##### Supplied material

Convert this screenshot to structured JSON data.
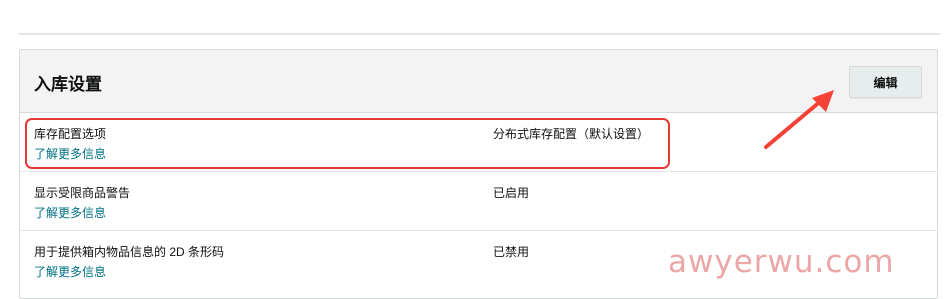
{
  "section": {
    "title": "入库设置",
    "edit_label": "编辑"
  },
  "rows": [
    {
      "label": "库存配置选项",
      "link": "了解更多信息",
      "value": "分布式库存配置（默认设置）"
    },
    {
      "label": "显示受限商品警告",
      "link": "了解更多信息",
      "value": "已启用"
    },
    {
      "label": "用于提供箱内物品信息的 2D 条形码",
      "link": "了解更多信息",
      "value": "已禁用"
    }
  ],
  "annotations": {
    "highlight_color": "#e53935",
    "arrow_color": "#f44336"
  },
  "watermark": "awyerwu.com",
  "colors": {
    "link": "#007185",
    "header_bg": "#f3f3f3",
    "button_bg": "#e7eded",
    "border": "#d5d9d9"
  }
}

##########

## What is being asked:
Skip the pictures and transcribe the rest of the records exactly.

## Solution to this task:
Convert this screenshot to structured JSON data.
{
  "section": {
    "title": "入库设置",
    "edit_label": "编辑"
  },
  "rows": [
    {
      "label": "库存配置选项",
      "link": "了解更多信息",
      "value": "分布式库存配置（默认设置）"
    },
    {
      "label": "显示受限商品警告",
      "link": "了解更多信息",
      "value": "已启用"
    },
    {
      "label": "用于提供箱内物品信息的 2D 条形码",
      "link": "了解更多信息",
      "value": "已禁用"
    }
  ],
  "annotations": {
    "highlight_color": "#e53935",
    "arrow_color": "#f44336"
  },
  "watermark": "awyerwu.com",
  "colors": {
    "link": "#007185",
    "header_bg": "#f3f3f3",
    "button_bg": "#e7eded",
    "border": "#d5d9d9"
  }
}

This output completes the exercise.